* **Exercise details**: Check every line of the material below for the string "kind", and return the ones that have it.

* **Information supplied**:
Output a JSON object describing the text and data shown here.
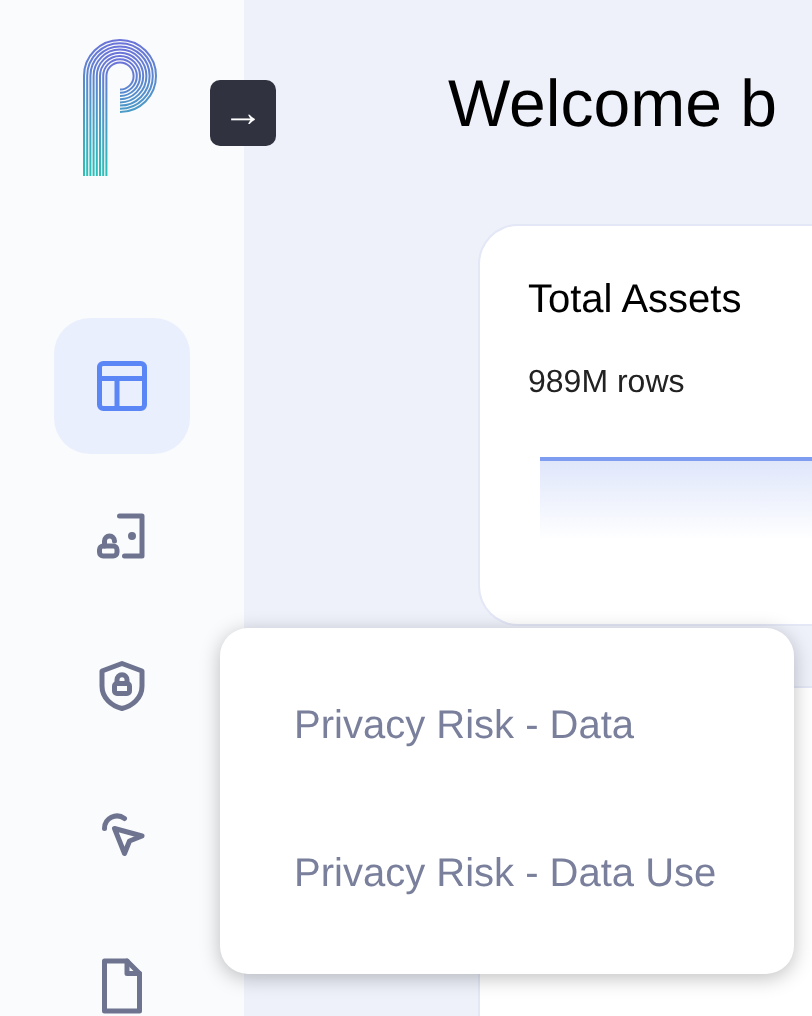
{
  "sidebar": {
    "expand_button": "→",
    "nav_items": [
      {
        "kind": "table",
        "selected": true
      },
      {
        "kind": "lock-box",
        "selected": false
      },
      {
        "kind": "shield",
        "selected": false
      },
      {
        "kind": "pointer",
        "selected": false
      },
      {
        "kind": "file",
        "selected": false
      }
    ]
  },
  "main": {
    "title": "Welcome b",
    "card": {
      "title": "Total Assets",
      "subtitle": "989M rows"
    }
  },
  "popup_menu": {
    "items": [
      {
        "label": "Privacy Risk - Data"
      },
      {
        "label": "Privacy Risk - Data Use"
      }
    ]
  }
}
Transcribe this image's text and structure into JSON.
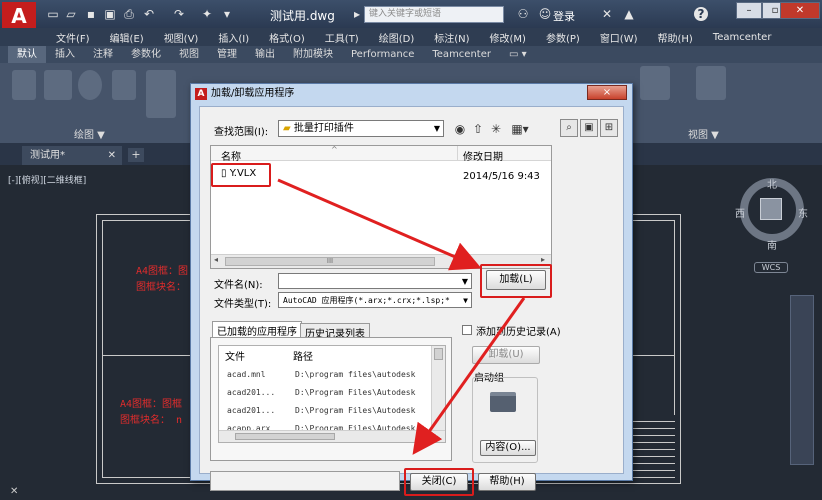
{
  "app": {
    "logo_letter": "A",
    "document_title": "测试用.dwg",
    "search_placeholder": "键入关键字或短语",
    "login_label": "登录",
    "help_label": "?"
  },
  "menu": [
    "文件(F)",
    "编辑(E)",
    "视图(V)",
    "插入(I)",
    "格式(O)",
    "工具(T)",
    "绘图(D)",
    "标注(N)",
    "修改(M)",
    "参数(P)",
    "窗口(W)",
    "帮助(H)",
    "Teamcenter"
  ],
  "ribbon_tabs": [
    "默认",
    "插入",
    "注释",
    "参数化",
    "视图",
    "管理",
    "输出",
    "附加模块",
    "Performance",
    "Teamcenter"
  ],
  "ribbon_panels": {
    "draw": "绘图 ▼",
    "view": "视图 ▼"
  },
  "doc_tab": {
    "name": "测试用*",
    "add": "+"
  },
  "canvas": {
    "viewport_label": "[-][俯视][二维线框]",
    "frame_text_1a": "A4图框：图",
    "frame_text_1b": "图框块名：",
    "frame_text_2a": "A4图框：图框",
    "frame_text_2b": "图框块名： n",
    "compass": {
      "n": "北",
      "s": "南",
      "e": "东",
      "w": "西"
    },
    "wcs": "WCS"
  },
  "dialog": {
    "title": "加载/卸载应用程序",
    "close": "×",
    "look_in_label": "查找范围(I):",
    "look_in_value": "批量打印插件",
    "col_name": "名称",
    "col_modified": "修改日期",
    "file_name": "Y.VLX",
    "file_date": "2014/5/16 9:43",
    "hscroll_mid": "III",
    "filename_label": "文件名(N):",
    "filename_value": "",
    "filetype_label": "文件类型(T):",
    "filetype_value": "AutoCAD 应用程序(*.arx;*.crx;*.lsp;*",
    "load_button": "加载(L)",
    "tab_loaded": "已加载的应用程序",
    "tab_history": "历史记录列表",
    "add_history": "添加到历史记录(A)",
    "loaded_col_file": "文件",
    "loaded_col_path": "路径",
    "loaded_rows": [
      {
        "file": "acad.mnl",
        "path": "D:\\program files\\autodesk"
      },
      {
        "file": "acad201...",
        "path": "D:\\Program Files\\Autodesk"
      },
      {
        "file": "acad201...",
        "path": "D:\\Program Files\\Autodesk"
      },
      {
        "file": "acapp.arx",
        "path": "D:\\Program Files\\Autodesk"
      }
    ],
    "unload_button": "卸载(U)",
    "startup_label": "启动组",
    "contents_button": "内容(O)...",
    "close_button": "关闭(C)",
    "help_button": "帮助(H)"
  }
}
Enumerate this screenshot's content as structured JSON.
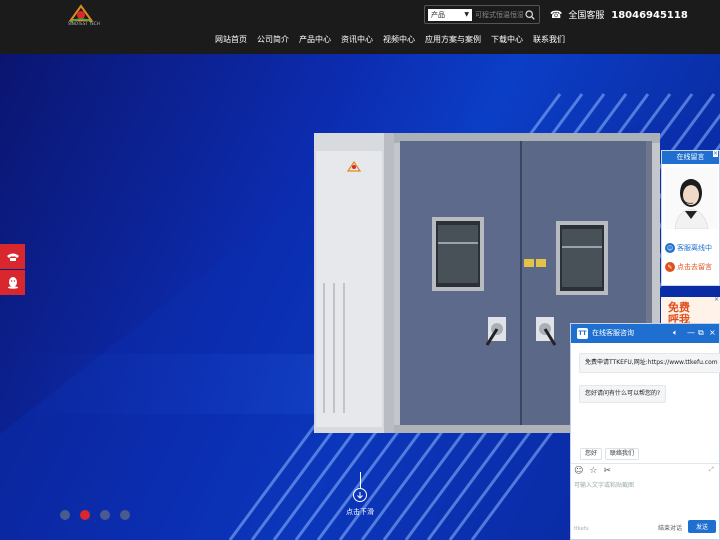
{
  "brand": {
    "logo_caption": "SINOTEST TECH",
    "colors": {
      "header_bg": "#1b1b1b",
      "accent_red": "#d9272e",
      "accent_blue": "#1e6fd0"
    }
  },
  "search": {
    "category": "产品",
    "placeholder": "可程式恒温恒湿"
  },
  "hotline": {
    "label": "全国客服",
    "number": "18046945118"
  },
  "nav": {
    "items": [
      "网站首页",
      "公司简介",
      "产品中心",
      "资讯中心",
      "视频中心",
      "应用方案与案例",
      "下载中心",
      "联系我们"
    ]
  },
  "hero": {
    "scroll_label": "点击下滑",
    "slides": [
      {
        "active": false
      },
      {
        "active": true
      },
      {
        "active": false
      },
      {
        "active": false
      }
    ],
    "chamber_logo_caption": "SINOTEST"
  },
  "side_float": {
    "icons": [
      "phone-icon",
      "qq-icon"
    ]
  },
  "message_widget": {
    "title": "在线留言",
    "close": "×",
    "rows": [
      "客服离线中",
      "点击去留言"
    ]
  },
  "free_call": {
    "line1": "免费",
    "line2": "呼我",
    "close": "×"
  },
  "chat": {
    "title": "在线客服咨询",
    "logo": "TT",
    "intro_message": "免费申请TTKEFU,网址:https://www.ttkefu.com",
    "greeting": "您好请问有什么可以帮您的?",
    "quick_replies": [
      "您好",
      "联络我们"
    ],
    "input_placeholder": "可输入文字或粘贴截图",
    "brand": "ttkefu",
    "end_label": "结束对话",
    "send_label": "发送"
  }
}
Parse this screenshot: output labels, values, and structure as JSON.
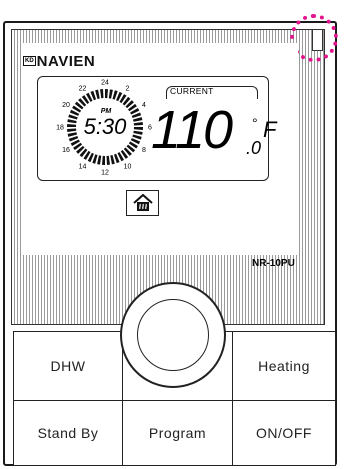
{
  "brand": {
    "prefix": "KD",
    "name": "NAVIEN"
  },
  "model": "NR-10PU",
  "lcd": {
    "current_label": "CURRENT",
    "time": "5:30",
    "ampm": "PM",
    "temperature": "110",
    "temperature_decimal": ".0",
    "unit": "F",
    "clock_hours": [
      "2",
      "4",
      "6",
      "8",
      "10",
      "12",
      "14",
      "16",
      "18",
      "20",
      "22",
      "24"
    ]
  },
  "buttons": {
    "dhw": "DHW",
    "heating": "Heating",
    "standby": "Stand By",
    "program": "Program",
    "onoff": "ON/OFF"
  },
  "colors": {
    "highlight": "#e4148c"
  }
}
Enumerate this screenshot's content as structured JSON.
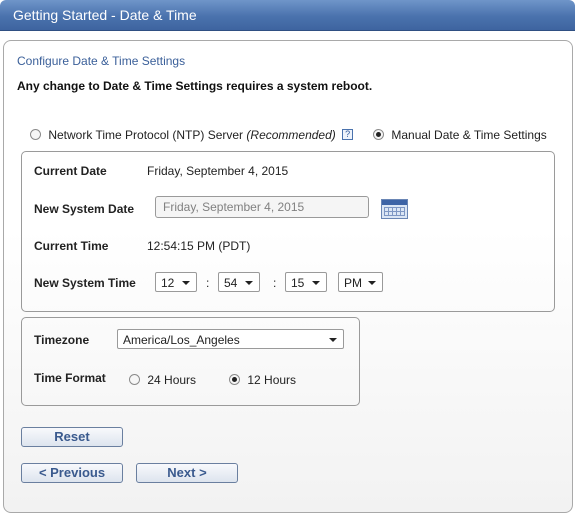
{
  "window": {
    "title": "Getting Started - Date & Time"
  },
  "header": {
    "section_title": "Configure Date & Time Settings",
    "warning": "Any change to Date & Time Settings requires a system reboot."
  },
  "mode": {
    "ntp_label": "Network Time Protocol (NTP) Server",
    "ntp_recommended": "(Recommended)",
    "help_glyph": "?",
    "manual_label": "Manual Date & Time Settings",
    "selected": "manual"
  },
  "datetime": {
    "current_date_label": "Current Date",
    "current_date_value": "Friday, September 4, 2015",
    "new_date_label": "New System Date",
    "new_date_placeholder": "Friday, September 4, 2015",
    "current_time_label": "Current Time",
    "current_time_value": "12:54:15 PM (PDT)",
    "new_time_label": "New System Time",
    "hour": "12",
    "minute": "54",
    "second": "15",
    "ampm": "PM",
    "separator": ":"
  },
  "timezone": {
    "label": "Timezone",
    "value": "America/Los_Angeles",
    "format_label": "Time Format",
    "option_24": "24 Hours",
    "option_12": "12 Hours",
    "selected_format": "12"
  },
  "buttons": {
    "reset": "Reset",
    "previous": "< Previous",
    "next": "Next >"
  }
}
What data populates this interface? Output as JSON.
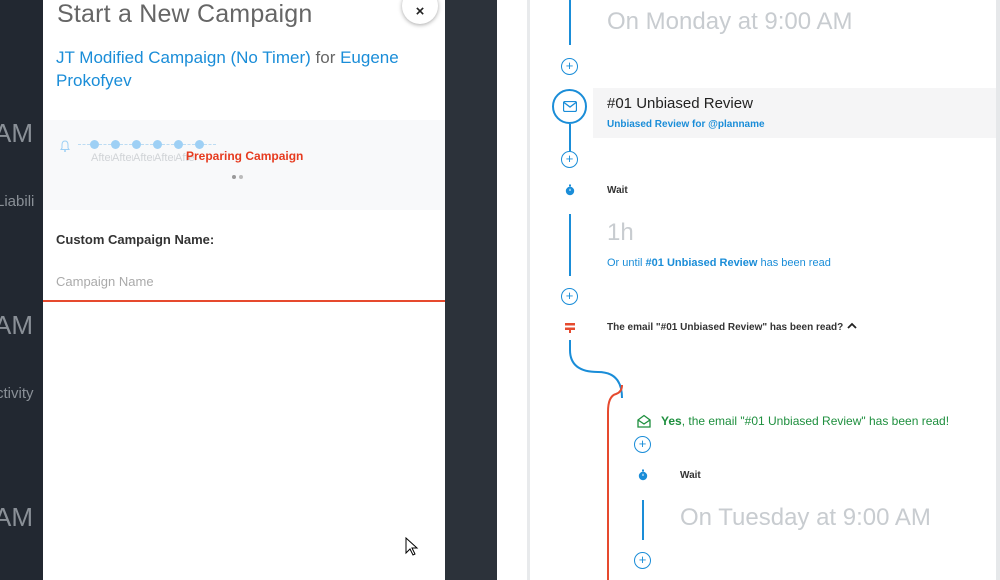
{
  "background": {
    "fragments": [
      "AM",
      "Liabili",
      "AM",
      "ctivity",
      "AM"
    ]
  },
  "modal": {
    "title": "Start a New Campaign",
    "close_label": "×",
    "subtitle": {
      "campaign": "JT Modified Campaign (No Timer)",
      "connector": "for",
      "contact": "Eugene Prokofyev"
    },
    "stepper": {
      "step_labels": [
        "After",
        "After",
        "After",
        "After",
        "After"
      ],
      "status": "Preparing Campaign"
    },
    "custom_name_label": "Custom Campaign Name:",
    "custom_name_placeholder": "Campaign Name",
    "custom_name_value": ""
  },
  "flow": {
    "top_time": "On Monday at 9:00 AM",
    "email": {
      "title": "#01 Unbiased Review",
      "subtitle": "Unbiased Review for @planname"
    },
    "wait1": {
      "label": "Wait",
      "duration": "1h",
      "until_prefix": "Or until",
      "until_email": "#01 Unbiased Review",
      "until_suffix": "has been read"
    },
    "condition": {
      "text": "The email \"#01 Unbiased Review\" has been read?"
    },
    "yes_branch": {
      "yes": "Yes",
      "text": ", the email \"#01 Unbiased Review\" has been read!"
    },
    "wait2": {
      "label": "Wait",
      "time": "On Tuesday at 9:00 AM"
    },
    "plus_label": "+"
  },
  "colors": {
    "accent": "#1a8dd8",
    "danger": "#e64a2e",
    "success": "#1e8f3e"
  }
}
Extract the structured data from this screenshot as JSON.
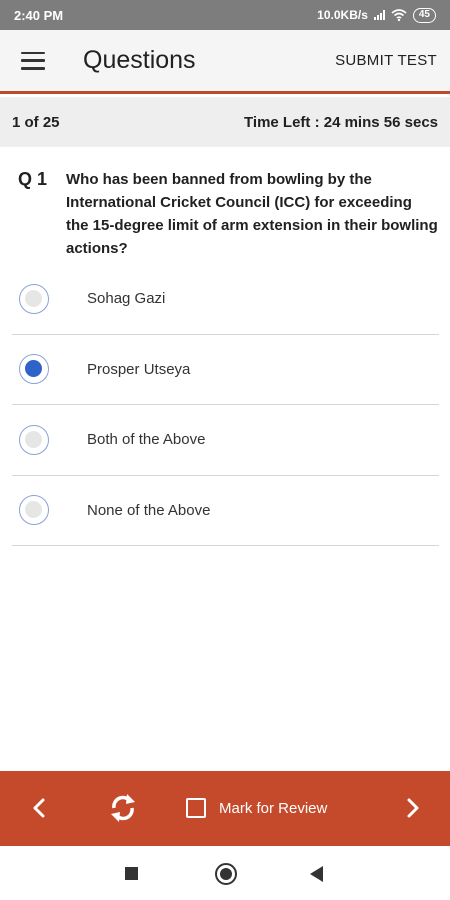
{
  "status_bar": {
    "time": "2:40 PM",
    "network_speed": "10.0KB/s",
    "battery": "45",
    "icons": [
      "signal-icon",
      "wifi-icon",
      "battery-icon"
    ]
  },
  "app_bar": {
    "title": "Questions",
    "submit_label": "SUBMIT TEST",
    "menu_icon": "hamburger-menu-icon"
  },
  "info_bar": {
    "progress": "1 of 25",
    "time_left": "Time Left : 24 mins 56 secs"
  },
  "question": {
    "number": "Q 1",
    "text": "Who has been banned from bowling by the International Cricket Council (ICC) for exceeding the 15-degree limit of arm extension in their bowling actions?",
    "options": [
      {
        "label": "Sohag Gazi",
        "selected": false
      },
      {
        "label": "Prosper Utseya",
        "selected": true
      },
      {
        "label": "Both of the Above",
        "selected": false
      },
      {
        "label": "None of the Above",
        "selected": false
      }
    ]
  },
  "action_bar": {
    "mark_review_label": "Mark for Review",
    "mark_review_checked": false,
    "icons": [
      "chevron-left-icon",
      "refresh-icon",
      "checkbox-icon",
      "chevron-right-icon"
    ]
  },
  "colors": {
    "accent": "#c54a2c",
    "radio_selected": "#2f63c9",
    "status_bar": "#7d7d7d"
  }
}
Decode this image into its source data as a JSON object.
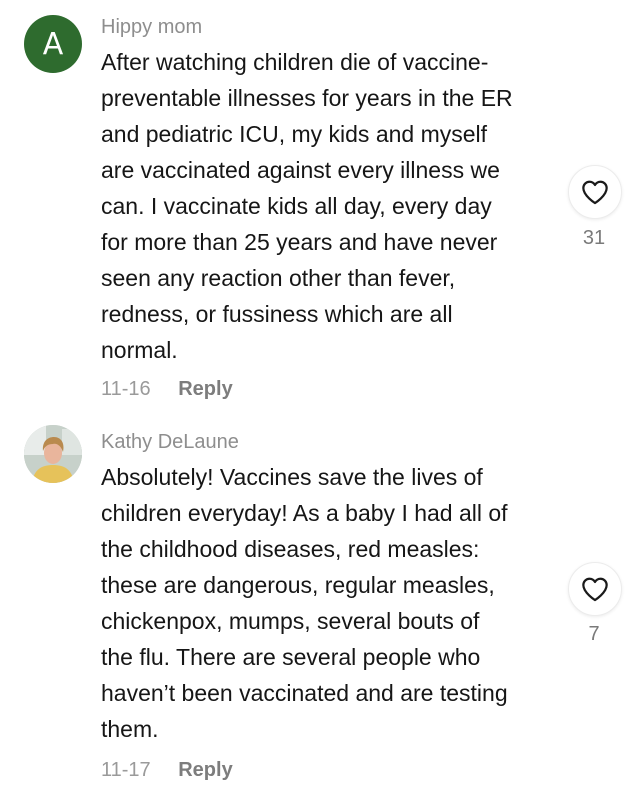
{
  "comments": [
    {
      "author": "Hippy mom",
      "avatar_letter": "A",
      "avatar_color": "#2e6b2e",
      "body_lines": [
        "After watching children die of vaccine-",
        "preventable illnesses for years in the ER",
        "and pediatric ICU, my kids and myself",
        "are vaccinated against every illness we",
        "can. I vaccinate kids all day, every day",
        "for more than 25 years and have never",
        "seen any reaction other than fever,",
        "redness, or fussiness which are all",
        "normal."
      ],
      "date": "11-16",
      "reply_label": "Reply",
      "likes": "31",
      "like_icon": "heart-outline-icon"
    },
    {
      "author": "Kathy DeLaune",
      "avatar_type": "photo",
      "body_lines": [
        "Absolutely! Vaccines save the lives of",
        "children everyday! As a baby I had all of",
        "the childhood diseases, red measles:",
        "these are dangerous, regular measles,",
        "chickenpox, mumps, several bouts of",
        "the flu. There are several people who",
        "haven’t been vaccinated and are testing",
        "them."
      ],
      "date": "11-17",
      "reply_label": "Reply",
      "likes": "7",
      "like_icon": "heart-outline-icon"
    }
  ]
}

* **Task solution**:
        "kind": "table",
        "kind": "lock-box",
        "kind": "shield",
        "kind": "pointer",
        "kind": "file",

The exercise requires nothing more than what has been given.